Set exercise:
Review the material and extract every line in which the word "name" occurs.

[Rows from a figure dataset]
══════════════════════════════

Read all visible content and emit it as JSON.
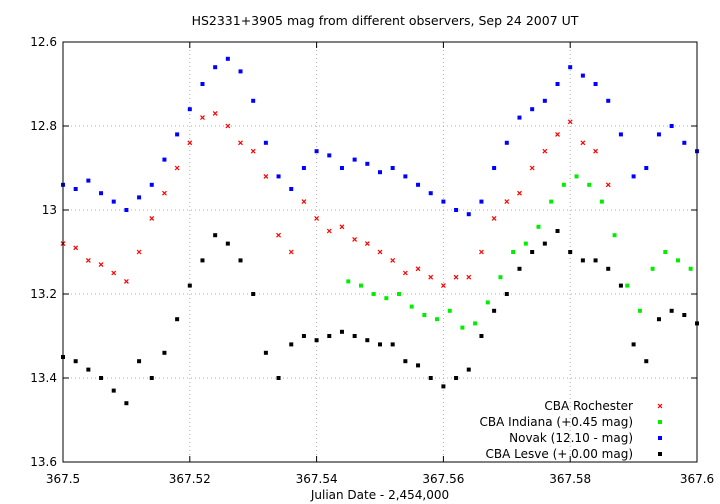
{
  "chart_data": {
    "type": "scatter",
    "title": "HS2331+3905 mag from different observers, Sep 24 2007 UT",
    "xlabel": "Julian Date - 2,454,000",
    "ylabel": "",
    "xlim": [
      367.5,
      367.6
    ],
    "ylim": [
      12.6,
      13.6
    ],
    "y_inverted": true,
    "grid": true,
    "legend_position": "bottom-right",
    "x_ticks": [
      "367.5",
      "367.52",
      "367.54",
      "367.56",
      "367.58",
      "367.6"
    ],
    "x_tick_values": [
      367.5,
      367.52,
      367.54,
      367.56,
      367.58,
      367.6
    ],
    "y_ticks": [
      "12.6",
      "12.8",
      "13",
      "13.2",
      "13.4",
      "13.6"
    ],
    "y_tick_values": [
      12.6,
      12.8,
      13.0,
      13.2,
      13.4,
      13.6
    ],
    "series": [
      {
        "name": "CBA Rochester",
        "color": "#ff0000",
        "marker": "x",
        "x": [
          367.5,
          367.502,
          367.504,
          367.506,
          367.508,
          367.51,
          367.512,
          367.514,
          367.516,
          367.518,
          367.52,
          367.522,
          367.524,
          367.526,
          367.528,
          367.53,
          367.532,
          367.534,
          367.536,
          367.538,
          367.54,
          367.542,
          367.544,
          367.546,
          367.548,
          367.55,
          367.552,
          367.554,
          367.556,
          367.558,
          367.56,
          367.562,
          367.564,
          367.566,
          367.568,
          367.57,
          367.572,
          367.574,
          367.576,
          367.578,
          367.58,
          367.582,
          367.584,
          367.586
        ],
        "values": [
          13.08,
          13.09,
          13.12,
          13.13,
          13.15,
          13.17,
          13.1,
          13.02,
          12.96,
          12.9,
          12.84,
          12.78,
          12.77,
          12.8,
          12.84,
          12.86,
          12.92,
          13.06,
          13.1,
          12.98,
          13.02,
          13.05,
          13.04,
          13.07,
          13.08,
          13.1,
          13.12,
          13.15,
          13.14,
          13.16,
          13.18,
          13.16,
          13.16,
          13.1,
          13.02,
          12.98,
          12.96,
          12.9,
          12.86,
          12.82,
          12.79,
          12.84,
          12.86,
          12.94
        ]
      },
      {
        "name": "CBA Indiana (+0.45 mag)",
        "color": "#00ee00",
        "marker": "square",
        "x": [
          367.545,
          367.547,
          367.549,
          367.551,
          367.553,
          367.555,
          367.557,
          367.559,
          367.561,
          367.563,
          367.565,
          367.567,
          367.569,
          367.571,
          367.573,
          367.575,
          367.577,
          367.579,
          367.581,
          367.583,
          367.585,
          367.587,
          367.589,
          367.591,
          367.593,
          367.595,
          367.597,
          367.599
        ],
        "values": [
          13.17,
          13.18,
          13.2,
          13.21,
          13.2,
          13.23,
          13.25,
          13.26,
          13.24,
          13.28,
          13.27,
          13.22,
          13.16,
          13.1,
          13.08,
          13.04,
          12.98,
          12.94,
          12.92,
          12.94,
          12.98,
          13.06,
          13.18,
          13.24,
          13.14,
          13.1,
          13.12,
          13.14
        ]
      },
      {
        "name": "Novak (12.10 - mag)",
        "color": "#0000ff",
        "marker": "square",
        "x": [
          367.5,
          367.502,
          367.504,
          367.506,
          367.508,
          367.51,
          367.512,
          367.514,
          367.516,
          367.518,
          367.52,
          367.522,
          367.524,
          367.526,
          367.528,
          367.53,
          367.532,
          367.534,
          367.536,
          367.538,
          367.54,
          367.542,
          367.544,
          367.546,
          367.548,
          367.55,
          367.552,
          367.554,
          367.556,
          367.558,
          367.56,
          367.562,
          367.564,
          367.566,
          367.568,
          367.57,
          367.572,
          367.574,
          367.576,
          367.578,
          367.58,
          367.582,
          367.584,
          367.586,
          367.588,
          367.59,
          367.592,
          367.594,
          367.596,
          367.598,
          367.6
        ],
        "values": [
          12.94,
          12.95,
          12.93,
          12.96,
          12.98,
          13.0,
          12.97,
          12.94,
          12.88,
          12.82,
          12.76,
          12.7,
          12.66,
          12.64,
          12.67,
          12.74,
          12.84,
          12.92,
          12.95,
          12.9,
          12.86,
          12.87,
          12.9,
          12.88,
          12.89,
          12.91,
          12.9,
          12.92,
          12.94,
          12.96,
          12.98,
          13.0,
          13.01,
          12.98,
          12.9,
          12.84,
          12.78,
          12.76,
          12.74,
          12.7,
          12.66,
          12.68,
          12.7,
          12.74,
          12.82,
          12.92,
          12.9,
          12.82,
          12.8,
          12.84,
          12.86
        ]
      },
      {
        "name": "CBA Lesve (+ 0.00 mag)",
        "color": "#000000",
        "marker": "square",
        "x": [
          367.5,
          367.502,
          367.504,
          367.506,
          367.508,
          367.51,
          367.512,
          367.514,
          367.516,
          367.518,
          367.52,
          367.522,
          367.524,
          367.526,
          367.528,
          367.53,
          367.532,
          367.534,
          367.536,
          367.538,
          367.54,
          367.542,
          367.544,
          367.546,
          367.548,
          367.55,
          367.552,
          367.554,
          367.556,
          367.558,
          367.56,
          367.562,
          367.564,
          367.566,
          367.568,
          367.57,
          367.572,
          367.574,
          367.576,
          367.578,
          367.58,
          367.582,
          367.584,
          367.586,
          367.588,
          367.59,
          367.592,
          367.594,
          367.596,
          367.598,
          367.6
        ],
        "values": [
          13.35,
          13.36,
          13.38,
          13.4,
          13.43,
          13.46,
          13.36,
          13.4,
          13.34,
          13.26,
          13.18,
          13.12,
          13.06,
          13.08,
          13.12,
          13.2,
          13.34,
          13.4,
          13.32,
          13.3,
          13.31,
          13.3,
          13.29,
          13.3,
          13.31,
          13.32,
          13.32,
          13.36,
          13.37,
          13.4,
          13.42,
          13.4,
          13.38,
          13.3,
          13.24,
          13.2,
          13.14,
          13.1,
          13.08,
          13.05,
          13.1,
          13.12,
          13.12,
          13.14,
          13.18,
          13.32,
          13.36,
          13.26,
          13.24,
          13.25,
          13.27
        ]
      }
    ]
  }
}
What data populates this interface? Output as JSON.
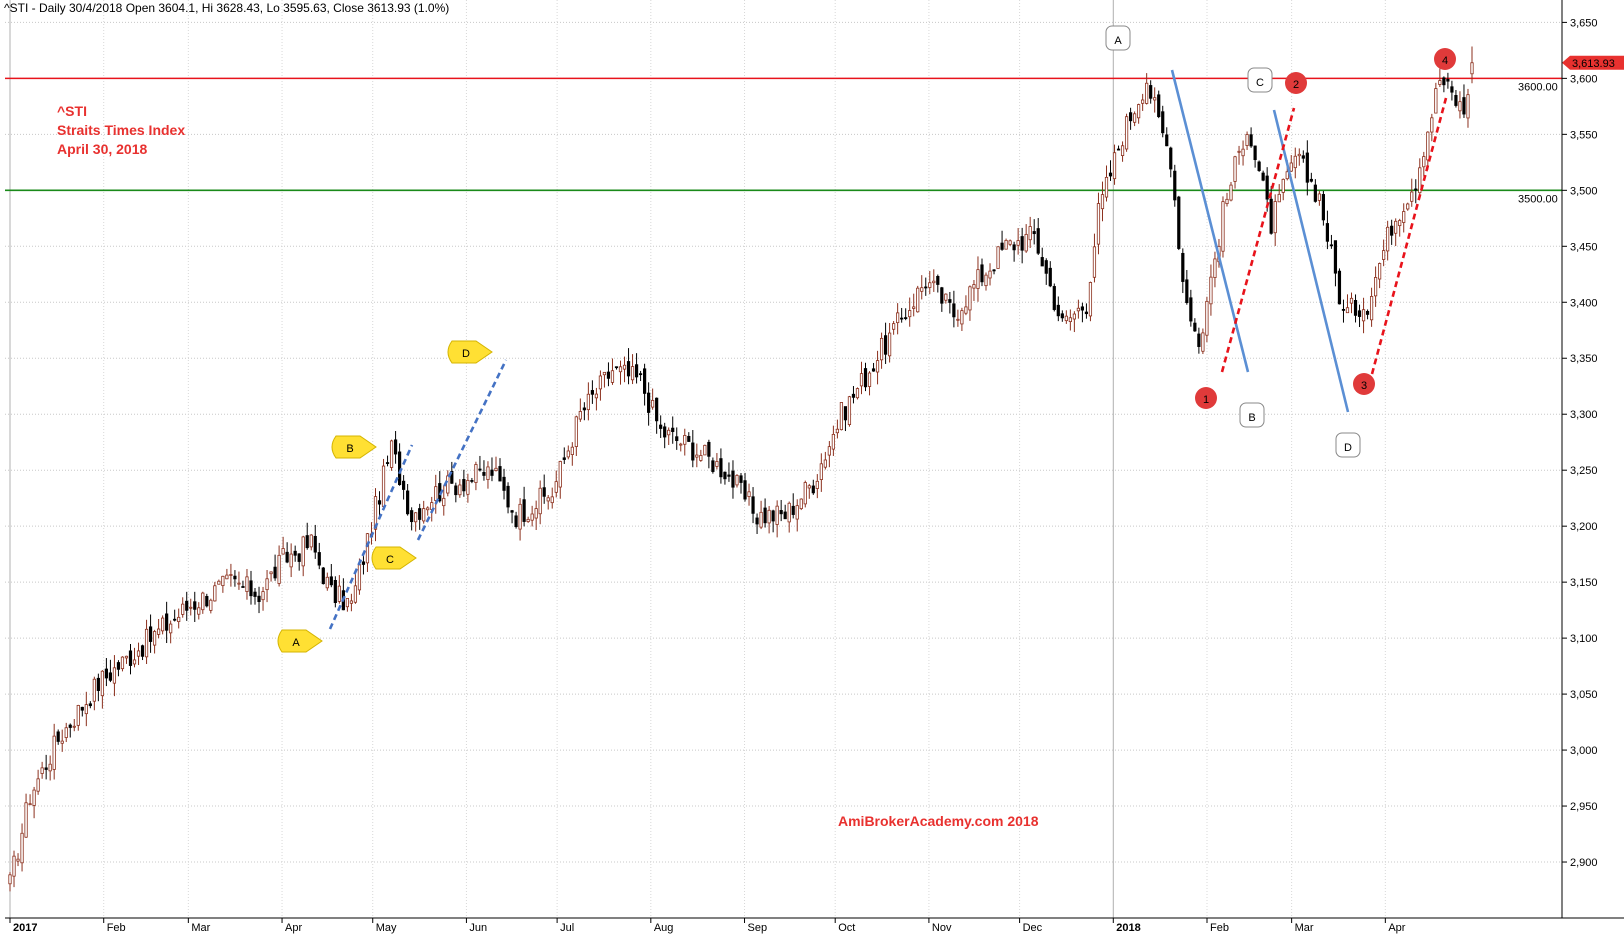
{
  "header": {
    "text": "^STI - Daily 30/4/2018 Open 3604.1, Hi 3628.43, Lo 3595.63, Close 3613.93 (1.0%)"
  },
  "annotation": {
    "lines": [
      "^STI",
      "Straits Times Index",
      "April 30, 2018"
    ],
    "color": "#e8312f"
  },
  "watermark": {
    "text": "AmiBrokerAcademy.com   2018",
    "color": "#e8312f"
  },
  "last_price": {
    "label": "3,613.93",
    "value": 3613.93,
    "color": "#e8312f"
  },
  "horizontal_lines": [
    {
      "value": 3600,
      "label": "3600.00",
      "color": "#e8131b"
    },
    {
      "value": 3500,
      "label": "3500.00",
      "color": "#1a8a1a"
    }
  ],
  "pattern_labels": {
    "yellow": [
      "A",
      "B",
      "C",
      "D"
    ],
    "white": [
      "A",
      "B",
      "C",
      "D"
    ],
    "red": [
      "1",
      "2",
      "3",
      "4"
    ]
  },
  "chart_data": {
    "type": "candlestick",
    "ylim": [
      2850,
      3670
    ],
    "y_ticks": [
      {
        "value": 2900,
        "label": "2,900"
      },
      {
        "value": 2950,
        "label": "2,950"
      },
      {
        "value": 3000,
        "label": "3,000"
      },
      {
        "value": 3050,
        "label": "3,050"
      },
      {
        "value": 3100,
        "label": "3,100"
      },
      {
        "value": 3150,
        "label": "3,150"
      },
      {
        "value": 3200,
        "label": "3,200"
      },
      {
        "value": 3250,
        "label": "3,250"
      },
      {
        "value": 3300,
        "label": "3,300"
      },
      {
        "value": 3350,
        "label": "3,350"
      },
      {
        "value": 3400,
        "label": "3,400"
      },
      {
        "value": 3450,
        "label": "3,450"
      },
      {
        "value": 3500,
        "label": "3,500"
      },
      {
        "value": 3550,
        "label": "3,550"
      },
      {
        "value": 3600,
        "label": "3,600"
      },
      {
        "value": 3650,
        "label": "3,650"
      }
    ],
    "months": [
      {
        "label": "2017",
        "bold": true
      },
      {
        "label": "Feb"
      },
      {
        "label": "Mar"
      },
      {
        "label": "Apr"
      },
      {
        "label": "May"
      },
      {
        "label": "Jun"
      },
      {
        "label": "Jul"
      },
      {
        "label": "Aug"
      },
      {
        "label": "Sep"
      },
      {
        "label": "Oct"
      },
      {
        "label": "Nov"
      },
      {
        "label": "Dec"
      },
      {
        "label": "2018",
        "bold": true
      },
      {
        "label": "Feb"
      },
      {
        "label": "Mar"
      },
      {
        "label": "Apr"
      }
    ],
    "anchor_closes": [
      [
        0,
        2880
      ],
      [
        5,
        2960
      ],
      [
        12,
        3010
      ],
      [
        22,
        3060
      ],
      [
        35,
        3100
      ],
      [
        45,
        3130
      ],
      [
        55,
        3150
      ],
      [
        62,
        3140
      ],
      [
        68,
        3170
      ],
      [
        75,
        3185
      ],
      [
        80,
        3140
      ],
      [
        85,
        3130
      ],
      [
        92,
        3230
      ],
      [
        95,
        3270
      ],
      [
        100,
        3210
      ],
      [
        106,
        3230
      ],
      [
        112,
        3240
      ],
      [
        120,
        3250
      ],
      [
        126,
        3210
      ],
      [
        135,
        3230
      ],
      [
        142,
        3300
      ],
      [
        150,
        3340
      ],
      [
        157,
        3330
      ],
      [
        162,
        3285
      ],
      [
        170,
        3270
      ],
      [
        178,
        3250
      ],
      [
        186,
        3210
      ],
      [
        193,
        3210
      ],
      [
        200,
        3240
      ],
      [
        207,
        3300
      ],
      [
        214,
        3340
      ],
      [
        221,
        3380
      ],
      [
        228,
        3420
      ],
      [
        235,
        3390
      ],
      [
        241,
        3420
      ],
      [
        248,
        3450
      ],
      [
        255,
        3460
      ],
      [
        262,
        3380
      ],
      [
        268,
        3400
      ],
      [
        271,
        3480
      ],
      [
        277,
        3550
      ],
      [
        283,
        3600
      ],
      [
        286,
        3560
      ],
      [
        289,
        3530
      ],
      [
        292,
        3420
      ],
      [
        296,
        3360
      ],
      [
        302,
        3480
      ],
      [
        308,
        3560
      ],
      [
        314,
        3470
      ],
      [
        320,
        3530
      ],
      [
        326,
        3495
      ],
      [
        332,
        3390
      ],
      [
        338,
        3400
      ],
      [
        344,
        3470
      ],
      [
        350,
        3510
      ],
      [
        356,
        3600
      ],
      [
        362,
        3570
      ],
      [
        364,
        3614
      ]
    ],
    "last_candle": {
      "open": 3604.1,
      "high": 3628.43,
      "low": 3595.63,
      "close": 3613.93
    }
  }
}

══════════════════════════════

Solution:
        "name": "CBA Rochester",
        "name": "CBA Indiana (+0.45 mag)",
        "name": "Novak (12.10 - mag)",
        "name": "CBA Lesve (+ 0.00 mag)",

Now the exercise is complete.